## Aim of the task
Give the listing again exactly, omitting its images.

+---+

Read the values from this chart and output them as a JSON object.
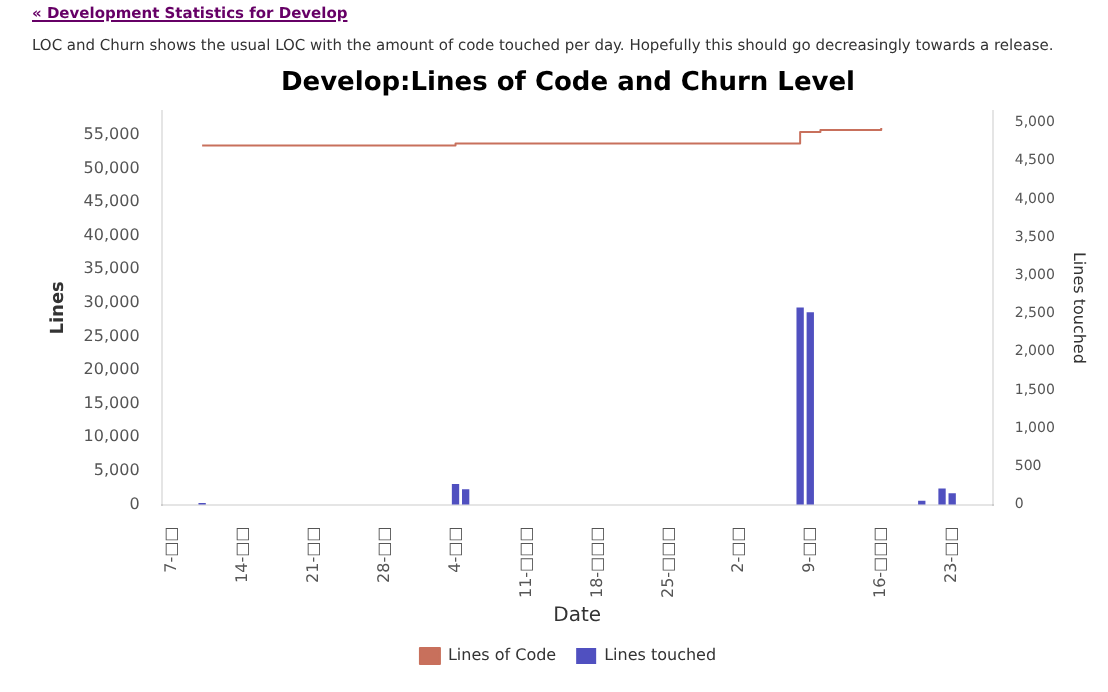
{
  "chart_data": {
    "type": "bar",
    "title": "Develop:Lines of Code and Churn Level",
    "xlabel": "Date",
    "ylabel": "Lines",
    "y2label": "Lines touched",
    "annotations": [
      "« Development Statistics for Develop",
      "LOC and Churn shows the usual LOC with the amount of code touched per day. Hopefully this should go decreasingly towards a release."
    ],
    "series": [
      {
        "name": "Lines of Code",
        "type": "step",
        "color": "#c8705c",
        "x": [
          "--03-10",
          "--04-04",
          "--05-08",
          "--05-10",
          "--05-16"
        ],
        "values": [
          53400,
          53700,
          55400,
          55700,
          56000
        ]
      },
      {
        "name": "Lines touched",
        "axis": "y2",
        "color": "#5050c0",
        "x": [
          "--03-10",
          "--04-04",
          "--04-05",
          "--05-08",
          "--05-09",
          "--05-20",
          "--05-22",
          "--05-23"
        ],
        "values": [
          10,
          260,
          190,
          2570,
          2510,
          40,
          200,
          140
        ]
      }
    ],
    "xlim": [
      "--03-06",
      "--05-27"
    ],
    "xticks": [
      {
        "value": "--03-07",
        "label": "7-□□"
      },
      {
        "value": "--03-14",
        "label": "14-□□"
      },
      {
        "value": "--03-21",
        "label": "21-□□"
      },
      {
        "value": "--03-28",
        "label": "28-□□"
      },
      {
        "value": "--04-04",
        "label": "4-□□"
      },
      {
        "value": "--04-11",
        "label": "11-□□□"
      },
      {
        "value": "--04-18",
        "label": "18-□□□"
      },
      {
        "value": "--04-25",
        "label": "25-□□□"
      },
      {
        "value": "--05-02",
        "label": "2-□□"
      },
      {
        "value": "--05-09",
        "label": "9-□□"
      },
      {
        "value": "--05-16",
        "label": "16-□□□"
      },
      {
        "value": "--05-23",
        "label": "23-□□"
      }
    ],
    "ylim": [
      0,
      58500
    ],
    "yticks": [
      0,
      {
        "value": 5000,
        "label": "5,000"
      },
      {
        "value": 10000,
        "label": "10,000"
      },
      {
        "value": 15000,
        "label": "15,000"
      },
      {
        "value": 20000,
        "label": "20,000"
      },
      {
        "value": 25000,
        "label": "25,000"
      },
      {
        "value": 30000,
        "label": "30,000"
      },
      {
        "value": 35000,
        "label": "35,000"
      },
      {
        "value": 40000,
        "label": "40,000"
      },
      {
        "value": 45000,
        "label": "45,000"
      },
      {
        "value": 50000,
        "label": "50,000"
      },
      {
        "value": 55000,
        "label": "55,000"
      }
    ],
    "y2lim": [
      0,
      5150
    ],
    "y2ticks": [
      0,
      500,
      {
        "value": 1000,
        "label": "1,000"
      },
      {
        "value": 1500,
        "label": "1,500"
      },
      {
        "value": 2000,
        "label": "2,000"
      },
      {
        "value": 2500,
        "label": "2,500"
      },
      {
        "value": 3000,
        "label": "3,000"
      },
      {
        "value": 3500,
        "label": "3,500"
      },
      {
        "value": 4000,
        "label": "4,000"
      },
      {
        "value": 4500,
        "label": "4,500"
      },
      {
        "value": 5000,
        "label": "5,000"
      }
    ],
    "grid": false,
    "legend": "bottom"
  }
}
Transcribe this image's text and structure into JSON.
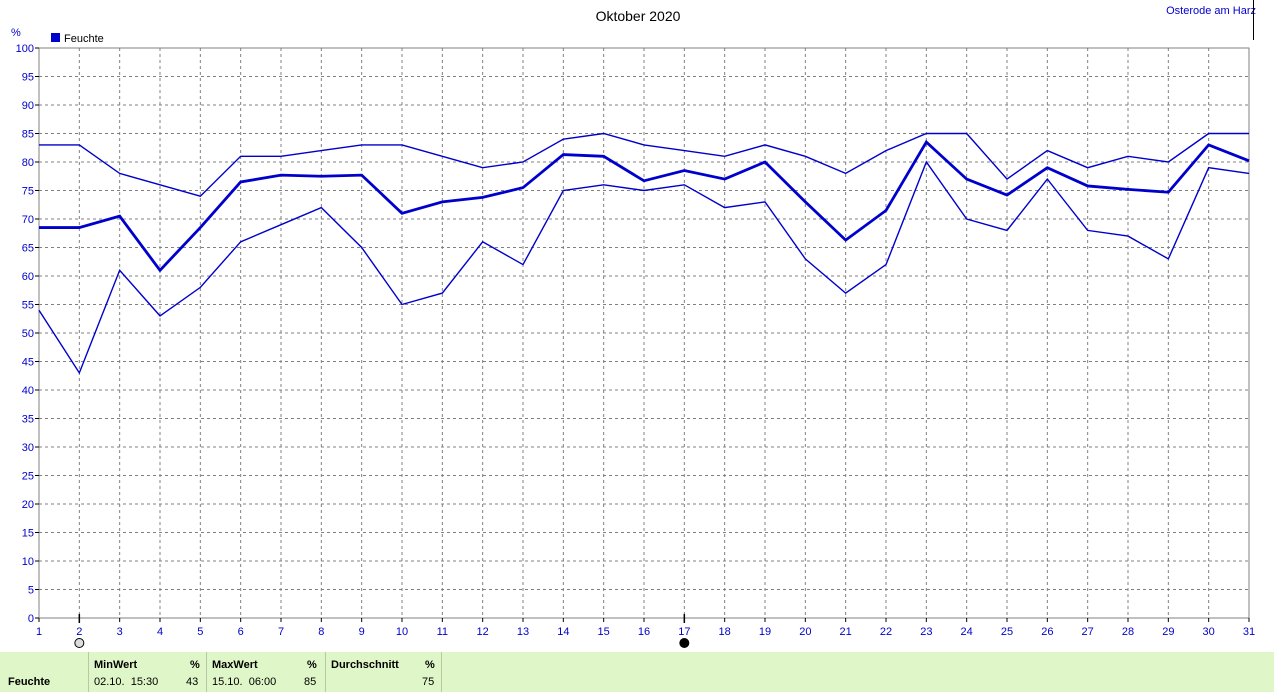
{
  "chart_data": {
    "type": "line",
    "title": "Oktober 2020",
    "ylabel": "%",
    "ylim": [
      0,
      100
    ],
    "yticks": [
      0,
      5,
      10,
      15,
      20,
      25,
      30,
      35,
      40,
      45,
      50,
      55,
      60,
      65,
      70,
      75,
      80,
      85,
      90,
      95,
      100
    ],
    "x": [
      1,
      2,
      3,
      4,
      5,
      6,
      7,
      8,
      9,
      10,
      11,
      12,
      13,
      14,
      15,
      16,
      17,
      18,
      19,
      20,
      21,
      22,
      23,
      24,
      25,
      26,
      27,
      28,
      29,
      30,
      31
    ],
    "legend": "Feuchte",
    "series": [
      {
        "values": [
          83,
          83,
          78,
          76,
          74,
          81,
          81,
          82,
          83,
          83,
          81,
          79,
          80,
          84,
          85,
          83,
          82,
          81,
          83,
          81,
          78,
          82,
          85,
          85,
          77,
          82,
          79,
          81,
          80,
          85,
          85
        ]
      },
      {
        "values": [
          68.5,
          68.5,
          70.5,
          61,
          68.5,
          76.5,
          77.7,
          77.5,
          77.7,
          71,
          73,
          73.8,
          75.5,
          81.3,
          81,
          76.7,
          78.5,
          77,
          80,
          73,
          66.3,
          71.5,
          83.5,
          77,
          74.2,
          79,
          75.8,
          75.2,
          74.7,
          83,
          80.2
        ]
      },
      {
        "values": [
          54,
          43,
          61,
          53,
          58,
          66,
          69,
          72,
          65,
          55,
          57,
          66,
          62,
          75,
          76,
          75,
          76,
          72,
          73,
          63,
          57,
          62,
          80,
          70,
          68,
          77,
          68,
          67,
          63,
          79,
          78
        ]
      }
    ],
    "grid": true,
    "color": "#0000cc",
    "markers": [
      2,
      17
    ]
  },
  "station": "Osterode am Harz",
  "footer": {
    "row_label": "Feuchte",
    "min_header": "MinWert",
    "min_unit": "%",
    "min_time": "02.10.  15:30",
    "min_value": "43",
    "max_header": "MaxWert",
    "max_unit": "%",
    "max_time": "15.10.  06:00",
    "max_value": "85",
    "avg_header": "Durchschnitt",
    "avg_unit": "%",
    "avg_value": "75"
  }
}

+---+

## Solution
Read the values from this chart and output them as a JSON object.
{
  "chart_data": {
    "type": "bar",
    "title": "Develop:Lines of Code and Churn Level",
    "xlabel": "Date",
    "ylabel": "Lines",
    "y2label": "Lines touched",
    "annotations": [
      "« Development Statistics for Develop",
      "LOC and Churn shows the usual LOC with the amount of code touched per day. Hopefully this should go decreasingly towards a release."
    ],
    "series": [
      {
        "name": "Lines of Code",
        "type": "step",
        "color": "#c8705c",
        "x": [
          "--03-10",
          "--04-04",
          "--05-08",
          "--05-10",
          "--05-16"
        ],
        "values": [
          53400,
          53700,
          55400,
          55700,
          56000
        ]
      },
      {
        "name": "Lines touched",
        "axis": "y2",
        "color": "#5050c0",
        "x": [
          "--03-10",
          "--04-04",
          "--04-05",
          "--05-08",
          "--05-09",
          "--05-20",
          "--05-22",
          "--05-23"
        ],
        "values": [
          10,
          260,
          190,
          2570,
          2510,
          40,
          200,
          140
        ]
      }
    ],
    "xlim": [
      "--03-06",
      "--05-27"
    ],
    "xticks": [
      {
        "value": "--03-07",
        "label": "7-□□"
      },
      {
        "value": "--03-14",
        "label": "14-□□"
      },
      {
        "value": "--03-21",
        "label": "21-□□"
      },
      {
        "value": "--03-28",
        "label": "28-□□"
      },
      {
        "value": "--04-04",
        "label": "4-□□"
      },
      {
        "value": "--04-11",
        "label": "11-□□□"
      },
      {
        "value": "--04-18",
        "label": "18-□□□"
      },
      {
        "value": "--04-25",
        "label": "25-□□□"
      },
      {
        "value": "--05-02",
        "label": "2-□□"
      },
      {
        "value": "--05-09",
        "label": "9-□□"
      },
      {
        "value": "--05-16",
        "label": "16-□□□"
      },
      {
        "value": "--05-23",
        "label": "23-□□"
      }
    ],
    "ylim": [
      0,
      58500
    ],
    "yticks": [
      0,
      {
        "value": 5000,
        "label": "5,000"
      },
      {
        "value": 10000,
        "label": "10,000"
      },
      {
        "value": 15000,
        "label": "15,000"
      },
      {
        "value": 20000,
        "label": "20,000"
      },
      {
        "value": 25000,
        "label": "25,000"
      },
      {
        "value": 30000,
        "label": "30,000"
      },
      {
        "value": 35000,
        "label": "35,000"
      },
      {
        "value": 40000,
        "label": "40,000"
      },
      {
        "value": 45000,
        "label": "45,000"
      },
      {
        "value": 50000,
        "label": "50,000"
      },
      {
        "value": 55000,
        "label": "55,000"
      }
    ],
    "y2lim": [
      0,
      5150
    ],
    "y2ticks": [
      0,
      500,
      {
        "value": 1000,
        "label": "1,000"
      },
      {
        "value": 1500,
        "label": "1,500"
      },
      {
        "value": 2000,
        "label": "2,000"
      },
      {
        "value": 2500,
        "label": "2,500"
      },
      {
        "value": 3000,
        "label": "3,000"
      },
      {
        "value": 3500,
        "label": "3,500"
      },
      {
        "value": 4000,
        "label": "4,000"
      },
      {
        "value": 4500,
        "label": "4,500"
      },
      {
        "value": 5000,
        "label": "5,000"
      }
    ],
    "grid": false,
    "legend": "bottom"
  }
}
Transcribe this image's text and structure into JSON.
{
  "chart_data": {
    "type": "line",
    "title": "Oktober 2020",
    "ylabel": "%",
    "ylim": [
      0,
      100
    ],
    "yticks": [
      0,
      5,
      10,
      15,
      20,
      25,
      30,
      35,
      40,
      45,
      50,
      55,
      60,
      65,
      70,
      75,
      80,
      85,
      90,
      95,
      100
    ],
    "x": [
      1,
      2,
      3,
      4,
      5,
      6,
      7,
      8,
      9,
      10,
      11,
      12,
      13,
      14,
      15,
      16,
      17,
      18,
      19,
      20,
      21,
      22,
      23,
      24,
      25,
      26,
      27,
      28,
      29,
      30,
      31
    ],
    "legend": "Feuchte",
    "series": [
      {
        "values": [
          83,
          83,
          78,
          76,
          74,
          81,
          81,
          82,
          83,
          83,
          81,
          79,
          80,
          84,
          85,
          83,
          82,
          81,
          83,
          81,
          78,
          82,
          85,
          85,
          77,
          82,
          79,
          81,
          80,
          85,
          85
        ]
      },
      {
        "values": [
          68.5,
          68.5,
          70.5,
          61,
          68.5,
          76.5,
          77.7,
          77.5,
          77.7,
          71,
          73,
          73.8,
          75.5,
          81.3,
          81,
          76.7,
          78.5,
          77,
          80,
          73,
          66.3,
          71.5,
          83.5,
          77,
          74.2,
          79,
          75.8,
          75.2,
          74.7,
          83,
          80.2
        ]
      },
      {
        "values": [
          54,
          43,
          61,
          53,
          58,
          66,
          69,
          72,
          65,
          55,
          57,
          66,
          62,
          75,
          76,
          75,
          76,
          72,
          73,
          63,
          57,
          62,
          80,
          70,
          68,
          77,
          68,
          67,
          63,
          79,
          78
        ]
      }
    ],
    "grid": true,
    "color": "#0000cc",
    "markers": [
      2,
      17
    ]
  },
  "station": "Osterode am Harz",
  "footer": {
    "row_label": "Feuchte",
    "min_header": "MinWert",
    "min_unit": "%",
    "min_time": "02.10.  15:30",
    "min_value": "43",
    "max_header": "MaxWert",
    "max_unit": "%",
    "max_time": "15.10.  06:00",
    "max_value": "85",
    "avg_header": "Durchschnitt",
    "avg_unit": "%",
    "avg_value": "75"
  }
}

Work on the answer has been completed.